> [TEXT PROVIDED]
(begin)
4 How applications communicate with LinPac

5 Using the application library
5.1 The simplest application

6 Application programming
6.1 Events
6.2 Sending and receiving events
6.3 Synchronization
6.4 Shared variables and configuration
6.5 Connection status
6.6 Event usage examples
6.6.1 Connecting to a remote station
6.6.2 Using LinPac commands in programs

7 The application library interface
7.1 Constants
7.2 Data structures
7.3 Functions
7.3.1 Uninterruptable versions of some system calls
7.3.2 Basic communication functions
7.3.3 Automatic event handling functions
7.3.4 Environment functions
7.3.5 User functions
7.3.6 Tool functions
7.3.7 Application information functions

8 The shell interface
8.1 Writing the script
8.1.1 Ensuring that LinPac is running
8.1.2 Accessing configuration and state
8.1.3 Executing commands
8.1.4 Simple shell example
8.2 Creating the command

1 Introduction

This guide is written for programmers who want to add some new functions to LinPac. In the following text, basic knowledge of Linux programming is assumed. Reading the LinPac User Manual before proceeding is also recommended.

2 What is an external program?

An external program is a standard Linux application which uses LinPac to communicate with remote stations. There are basically two types of LinPac external programs: No special knowledge of LinPac is needed for creating the first type of programs, because no LinPac functions are used. The remainder of this guide is dedicated to the second type of applications.

3 Basic concepts of the API

The LinPac application interface is based on events. Every action in LinPac, such as pressing a key, receiving data, executing a command, etc., is represented by a data structure called an event, which describes exactly what happened. LinPac's internal structure consists of separate objects which communicate with each other using these events. Each object provides its own functionality, and often generates events. For example, the object Keyscan produces an event each time any key is pressed.

All the events generated by any object are put into the common event queue. The LinPac kernel simply takes the events from the queue one by one and sends them to all the objects (including the one that generated the event). Thus each event generated by any part of LinPac is forwarded to all of the objects. The reaction of each object fully depends on its functionality, but of course it can include generation of other events.

The list of LinPac internal objects and their names can be found in the file objects.txt.

An additional feature of the API is a shared variable environment. This is a set of variables that is shared with LinPac; the values are automatically synchronized with all the external programs. These variables are accessed using special functions of the API as described below.

4 How applications communicate with LinPac

LinPac uses TCP/IP sockets for communication with external programs (applications). The connection is always initiated by the application after it starts. There are basically two ways that an application may be started: In both cases, the start of an application causes the creation of a new object in LinPac called an event gate. This object represents the application within LinPac. Bearing in mind the previous chapter, this means that the application is forwarded all of the events generated by any LinPac object, and all of the events generated by the application are forwarded to all LinPac objects.
(end)
> [DIRECTIVES]
(1) Copy the stretch of the LinPac guide from "8 The shell" through "an external program?", substituting "developers" for "programmers".
(2) According to the LinPac guide, what does LinPac use to communicate with external programs?
The records come from a separate source, unrelated to the LinPac guide.

> [GIVEN INFORMATION]
(begin)
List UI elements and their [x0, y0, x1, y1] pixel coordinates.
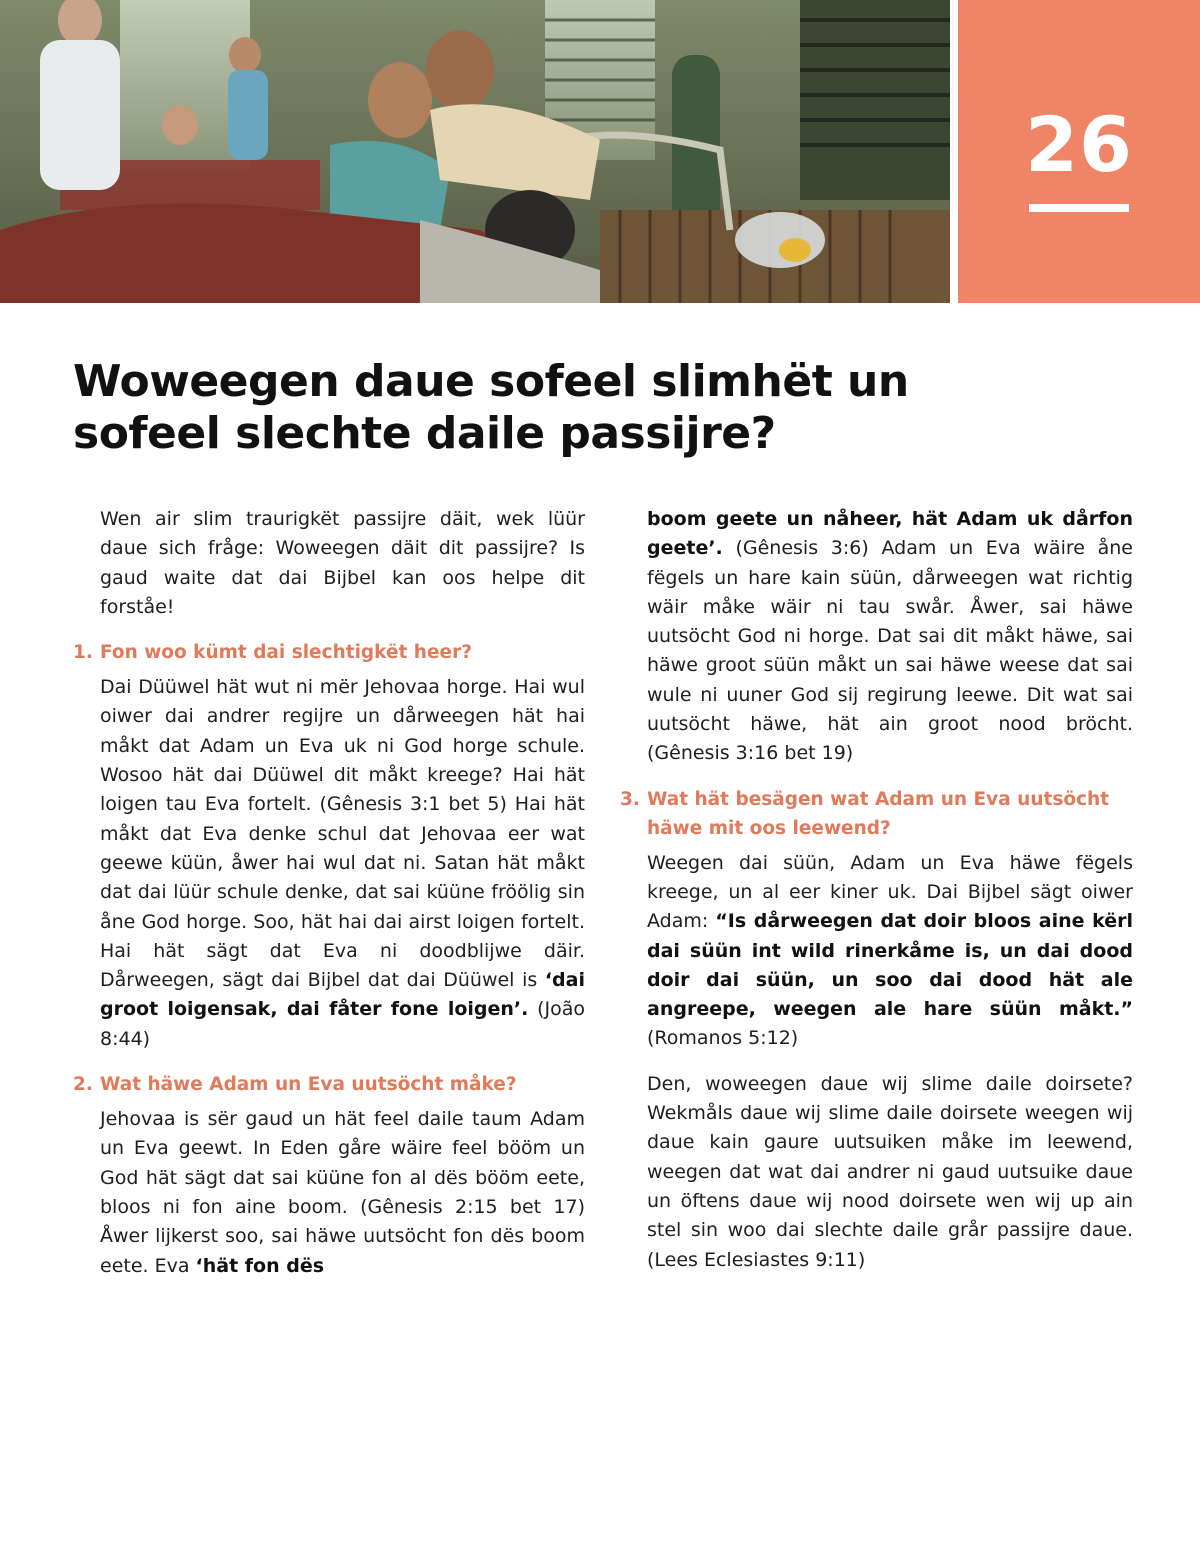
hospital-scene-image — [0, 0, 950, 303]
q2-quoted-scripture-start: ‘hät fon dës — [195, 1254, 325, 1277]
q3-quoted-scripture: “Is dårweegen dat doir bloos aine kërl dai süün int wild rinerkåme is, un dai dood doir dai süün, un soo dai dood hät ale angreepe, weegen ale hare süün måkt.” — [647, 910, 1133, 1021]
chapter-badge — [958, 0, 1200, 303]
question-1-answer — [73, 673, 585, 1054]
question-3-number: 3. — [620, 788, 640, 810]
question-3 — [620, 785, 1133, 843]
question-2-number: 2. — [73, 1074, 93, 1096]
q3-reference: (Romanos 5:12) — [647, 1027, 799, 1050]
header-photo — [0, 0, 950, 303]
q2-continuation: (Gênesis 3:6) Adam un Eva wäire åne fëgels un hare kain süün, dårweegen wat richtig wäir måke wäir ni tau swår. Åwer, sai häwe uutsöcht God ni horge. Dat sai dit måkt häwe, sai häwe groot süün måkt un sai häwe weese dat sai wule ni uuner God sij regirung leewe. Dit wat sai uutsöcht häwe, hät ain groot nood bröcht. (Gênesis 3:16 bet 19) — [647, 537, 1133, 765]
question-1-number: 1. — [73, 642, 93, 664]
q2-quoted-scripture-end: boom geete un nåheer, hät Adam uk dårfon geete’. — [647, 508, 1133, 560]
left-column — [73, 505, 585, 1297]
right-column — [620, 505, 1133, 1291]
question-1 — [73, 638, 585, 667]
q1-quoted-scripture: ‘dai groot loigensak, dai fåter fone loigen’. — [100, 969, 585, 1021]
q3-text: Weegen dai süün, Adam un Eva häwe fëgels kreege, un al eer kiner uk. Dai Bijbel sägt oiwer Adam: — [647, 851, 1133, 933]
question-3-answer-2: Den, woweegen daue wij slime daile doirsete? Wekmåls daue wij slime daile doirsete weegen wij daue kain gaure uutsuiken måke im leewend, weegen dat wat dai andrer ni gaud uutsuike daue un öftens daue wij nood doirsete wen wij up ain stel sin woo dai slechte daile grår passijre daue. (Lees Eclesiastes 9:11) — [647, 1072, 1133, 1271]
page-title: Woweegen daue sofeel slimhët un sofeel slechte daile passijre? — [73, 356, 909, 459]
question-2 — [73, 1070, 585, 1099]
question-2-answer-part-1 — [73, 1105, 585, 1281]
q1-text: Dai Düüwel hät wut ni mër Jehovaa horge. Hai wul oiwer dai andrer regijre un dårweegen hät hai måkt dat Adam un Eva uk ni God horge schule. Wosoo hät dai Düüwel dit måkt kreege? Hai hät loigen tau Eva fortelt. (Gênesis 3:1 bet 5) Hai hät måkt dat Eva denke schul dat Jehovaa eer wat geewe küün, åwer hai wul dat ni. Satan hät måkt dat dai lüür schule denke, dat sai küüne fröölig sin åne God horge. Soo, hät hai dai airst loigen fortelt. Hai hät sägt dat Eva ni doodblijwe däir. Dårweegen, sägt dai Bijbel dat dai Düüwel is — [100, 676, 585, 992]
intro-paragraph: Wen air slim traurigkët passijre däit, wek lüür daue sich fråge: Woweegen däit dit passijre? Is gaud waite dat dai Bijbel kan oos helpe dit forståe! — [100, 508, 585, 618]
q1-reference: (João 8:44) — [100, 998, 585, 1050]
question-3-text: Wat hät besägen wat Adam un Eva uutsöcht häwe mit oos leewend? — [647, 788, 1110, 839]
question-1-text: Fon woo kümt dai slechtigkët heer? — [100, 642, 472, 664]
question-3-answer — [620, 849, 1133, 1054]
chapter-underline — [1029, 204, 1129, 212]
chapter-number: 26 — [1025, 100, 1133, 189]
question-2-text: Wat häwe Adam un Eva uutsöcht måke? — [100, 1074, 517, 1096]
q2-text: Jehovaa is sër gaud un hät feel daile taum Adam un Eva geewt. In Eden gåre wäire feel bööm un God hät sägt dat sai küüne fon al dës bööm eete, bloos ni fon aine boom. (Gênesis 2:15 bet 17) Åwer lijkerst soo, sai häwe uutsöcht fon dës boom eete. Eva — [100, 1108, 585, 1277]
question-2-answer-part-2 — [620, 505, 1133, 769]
(end)
(begin)
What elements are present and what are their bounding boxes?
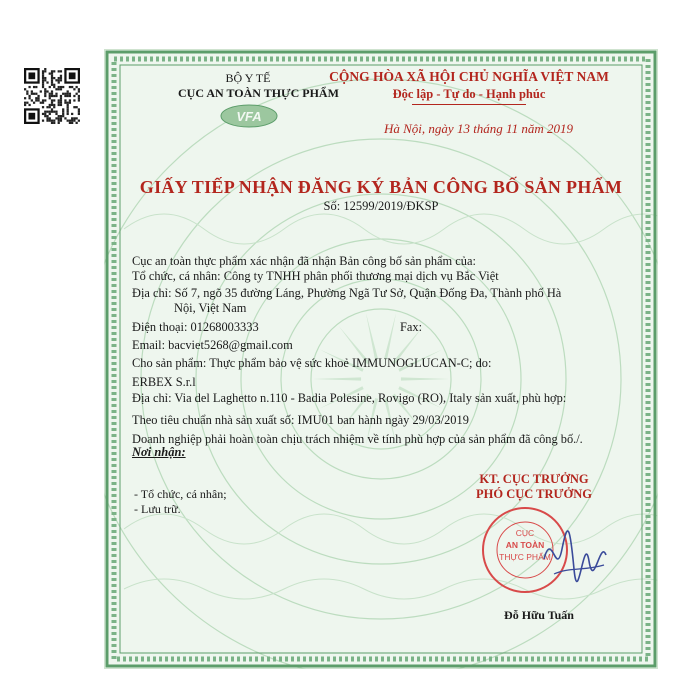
(end)
(begin)
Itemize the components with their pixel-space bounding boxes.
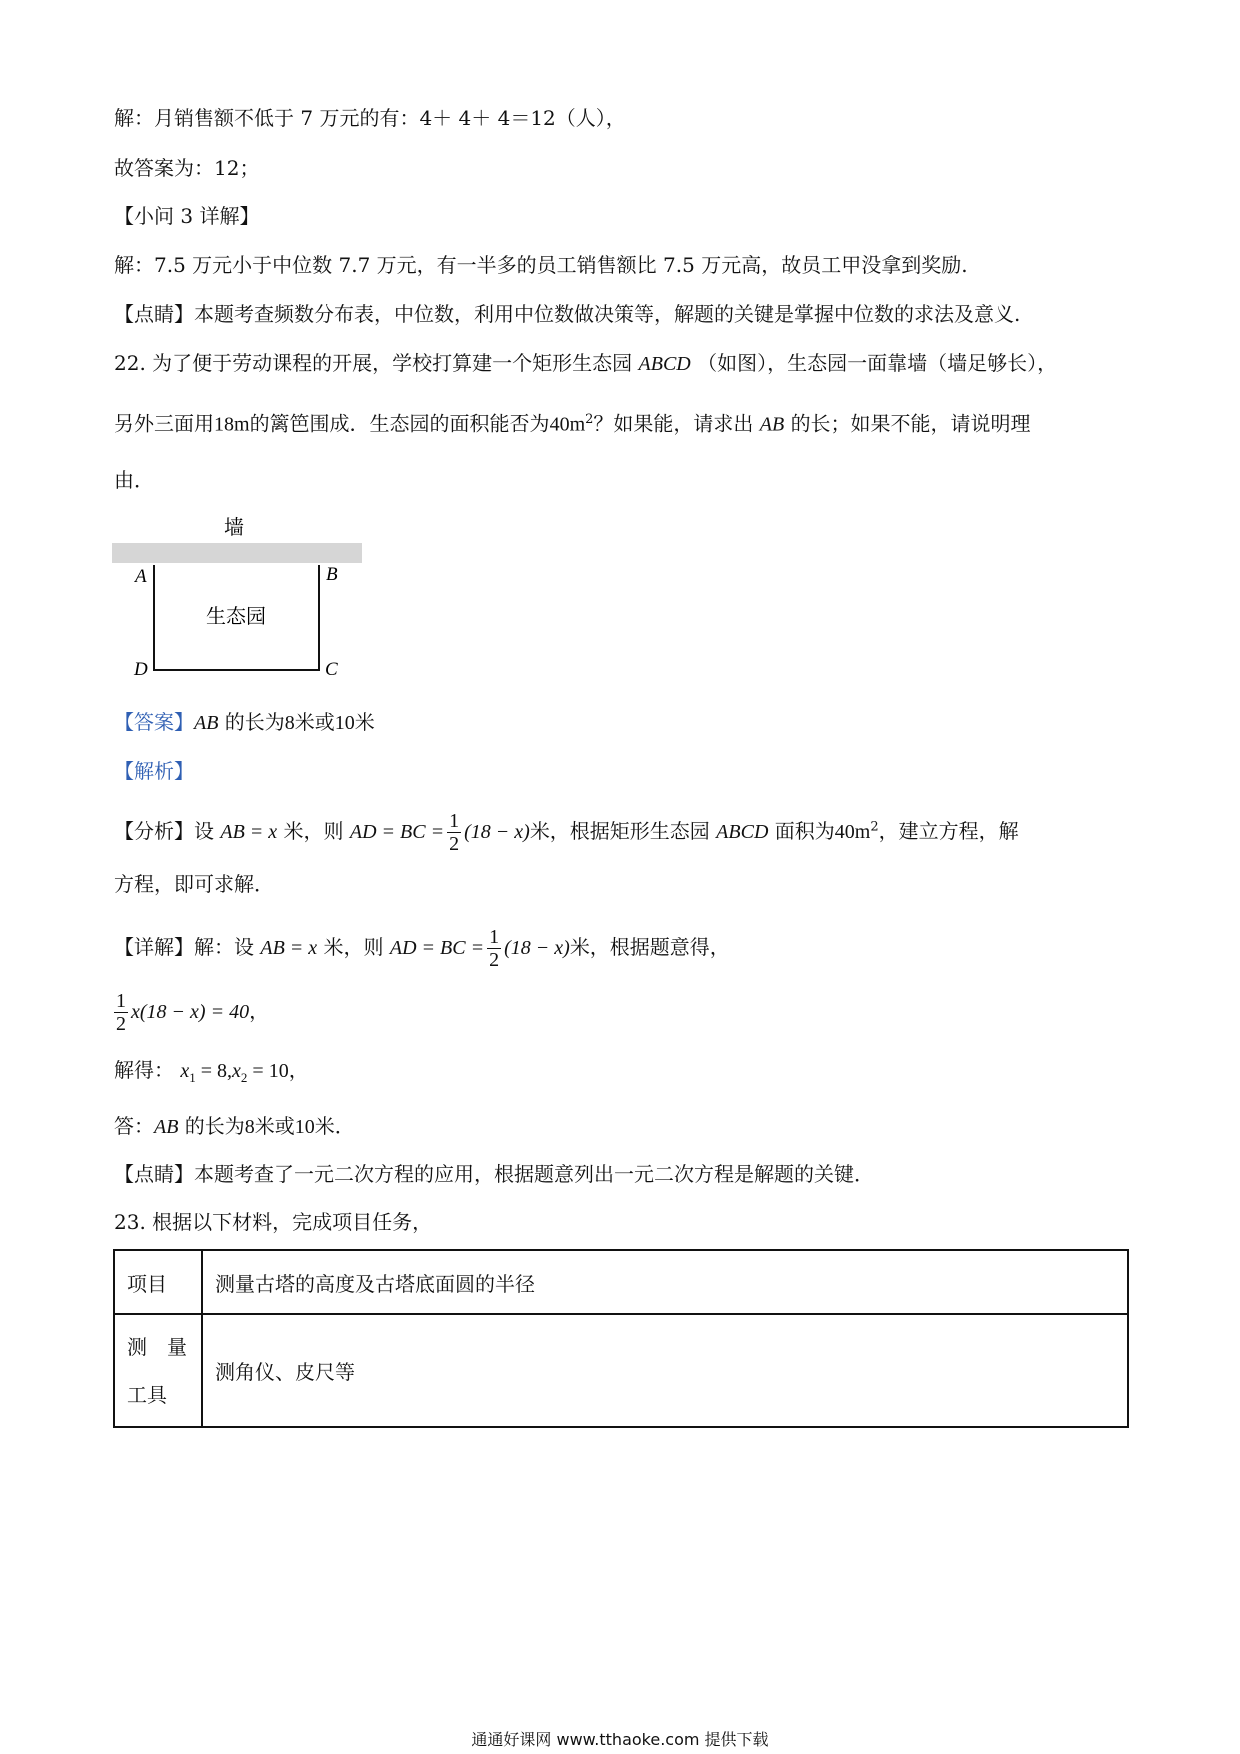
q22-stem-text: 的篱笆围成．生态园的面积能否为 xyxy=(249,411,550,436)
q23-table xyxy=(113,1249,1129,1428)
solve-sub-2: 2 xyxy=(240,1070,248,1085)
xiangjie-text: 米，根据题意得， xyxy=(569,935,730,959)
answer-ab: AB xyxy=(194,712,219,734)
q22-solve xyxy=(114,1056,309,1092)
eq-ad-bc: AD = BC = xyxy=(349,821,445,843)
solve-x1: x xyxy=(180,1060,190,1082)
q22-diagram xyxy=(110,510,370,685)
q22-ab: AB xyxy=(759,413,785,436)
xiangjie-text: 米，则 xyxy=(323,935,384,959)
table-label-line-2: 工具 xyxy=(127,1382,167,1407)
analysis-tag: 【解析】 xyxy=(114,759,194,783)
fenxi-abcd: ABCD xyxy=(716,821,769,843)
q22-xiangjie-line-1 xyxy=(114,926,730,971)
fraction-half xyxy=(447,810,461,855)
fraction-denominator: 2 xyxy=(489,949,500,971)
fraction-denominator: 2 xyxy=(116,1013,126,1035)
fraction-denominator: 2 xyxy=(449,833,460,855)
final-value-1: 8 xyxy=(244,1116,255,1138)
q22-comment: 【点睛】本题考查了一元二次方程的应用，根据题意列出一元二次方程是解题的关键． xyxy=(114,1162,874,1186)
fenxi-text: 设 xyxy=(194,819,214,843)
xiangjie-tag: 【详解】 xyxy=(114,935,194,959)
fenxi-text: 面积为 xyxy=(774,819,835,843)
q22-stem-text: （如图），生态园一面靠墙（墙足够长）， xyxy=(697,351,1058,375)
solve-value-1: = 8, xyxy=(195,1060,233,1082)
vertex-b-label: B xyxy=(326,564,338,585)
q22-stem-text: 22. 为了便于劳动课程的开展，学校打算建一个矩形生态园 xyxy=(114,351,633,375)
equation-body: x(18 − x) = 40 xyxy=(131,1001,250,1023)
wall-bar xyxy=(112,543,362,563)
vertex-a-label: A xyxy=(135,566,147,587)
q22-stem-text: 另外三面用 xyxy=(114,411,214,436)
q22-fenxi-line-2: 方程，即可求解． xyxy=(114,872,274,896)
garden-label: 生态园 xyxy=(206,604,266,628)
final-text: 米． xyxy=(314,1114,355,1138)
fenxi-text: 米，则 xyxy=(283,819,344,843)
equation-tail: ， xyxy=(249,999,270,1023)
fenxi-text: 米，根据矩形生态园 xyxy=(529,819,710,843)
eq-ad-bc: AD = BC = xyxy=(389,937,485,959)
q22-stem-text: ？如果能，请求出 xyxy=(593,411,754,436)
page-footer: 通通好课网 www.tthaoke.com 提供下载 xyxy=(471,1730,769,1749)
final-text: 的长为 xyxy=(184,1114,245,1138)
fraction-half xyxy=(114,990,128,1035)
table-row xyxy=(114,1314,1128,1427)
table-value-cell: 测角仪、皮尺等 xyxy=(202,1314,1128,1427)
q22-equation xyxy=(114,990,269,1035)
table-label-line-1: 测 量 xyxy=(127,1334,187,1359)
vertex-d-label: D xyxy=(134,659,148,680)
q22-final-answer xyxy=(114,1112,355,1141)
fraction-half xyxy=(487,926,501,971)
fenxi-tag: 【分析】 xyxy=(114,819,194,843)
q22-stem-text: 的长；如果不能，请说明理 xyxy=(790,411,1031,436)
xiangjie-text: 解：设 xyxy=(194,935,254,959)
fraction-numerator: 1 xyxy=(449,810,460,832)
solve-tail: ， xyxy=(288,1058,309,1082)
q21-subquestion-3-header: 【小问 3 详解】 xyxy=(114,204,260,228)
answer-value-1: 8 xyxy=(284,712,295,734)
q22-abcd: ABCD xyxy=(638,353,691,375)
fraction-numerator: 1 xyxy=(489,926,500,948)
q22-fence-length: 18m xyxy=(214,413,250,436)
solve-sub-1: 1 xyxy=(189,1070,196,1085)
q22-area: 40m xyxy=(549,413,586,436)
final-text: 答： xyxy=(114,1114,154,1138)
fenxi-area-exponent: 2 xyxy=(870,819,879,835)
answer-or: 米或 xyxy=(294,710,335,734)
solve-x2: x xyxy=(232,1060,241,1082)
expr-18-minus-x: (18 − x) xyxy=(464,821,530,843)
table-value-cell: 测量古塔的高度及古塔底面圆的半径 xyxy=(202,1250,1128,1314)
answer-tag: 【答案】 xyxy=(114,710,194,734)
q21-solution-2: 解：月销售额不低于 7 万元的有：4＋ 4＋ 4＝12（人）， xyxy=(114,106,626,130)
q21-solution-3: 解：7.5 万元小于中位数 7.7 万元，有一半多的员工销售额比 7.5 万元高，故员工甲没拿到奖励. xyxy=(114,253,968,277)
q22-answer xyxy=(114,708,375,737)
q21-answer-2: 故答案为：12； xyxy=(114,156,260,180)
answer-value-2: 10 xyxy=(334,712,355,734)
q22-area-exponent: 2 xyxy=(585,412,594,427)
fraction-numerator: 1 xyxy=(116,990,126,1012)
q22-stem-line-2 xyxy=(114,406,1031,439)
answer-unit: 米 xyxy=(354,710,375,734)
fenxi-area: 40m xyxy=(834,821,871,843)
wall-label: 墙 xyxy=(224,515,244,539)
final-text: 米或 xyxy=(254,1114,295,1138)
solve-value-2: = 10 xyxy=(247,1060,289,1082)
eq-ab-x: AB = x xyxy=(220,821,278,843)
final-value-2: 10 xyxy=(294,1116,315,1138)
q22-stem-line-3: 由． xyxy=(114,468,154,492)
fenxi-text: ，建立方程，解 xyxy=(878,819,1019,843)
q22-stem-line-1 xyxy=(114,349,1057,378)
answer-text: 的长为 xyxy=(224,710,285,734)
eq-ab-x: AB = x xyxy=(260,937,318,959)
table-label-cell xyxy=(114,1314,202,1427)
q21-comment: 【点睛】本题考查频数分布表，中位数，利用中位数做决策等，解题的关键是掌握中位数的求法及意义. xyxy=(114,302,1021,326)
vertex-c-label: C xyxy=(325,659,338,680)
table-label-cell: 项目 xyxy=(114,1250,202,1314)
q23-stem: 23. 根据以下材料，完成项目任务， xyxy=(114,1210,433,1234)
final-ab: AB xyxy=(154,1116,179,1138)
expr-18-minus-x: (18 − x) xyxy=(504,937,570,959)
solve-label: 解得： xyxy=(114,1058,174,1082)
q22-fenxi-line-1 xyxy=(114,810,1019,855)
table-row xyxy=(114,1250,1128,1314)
(end)
> [SET OF ANSWERS]
(1)
8 The shell interface
8.1 Writing the script
8.1.1 Ensuring that LinPac is running
8.1.2 Accessing configuration and state
8.1.3 Executing commands
8.1.4 Simple shell example
8.2 Creating the command

1 Introduction

This guide is written for developers who want to add some new functions to LinPac. In the following text, basic knowledge of Linux programming is assumed. Reading the LinPac User Manual before proceeding is also recommended.

2 What is an external program?

(2) TCP/IP sockets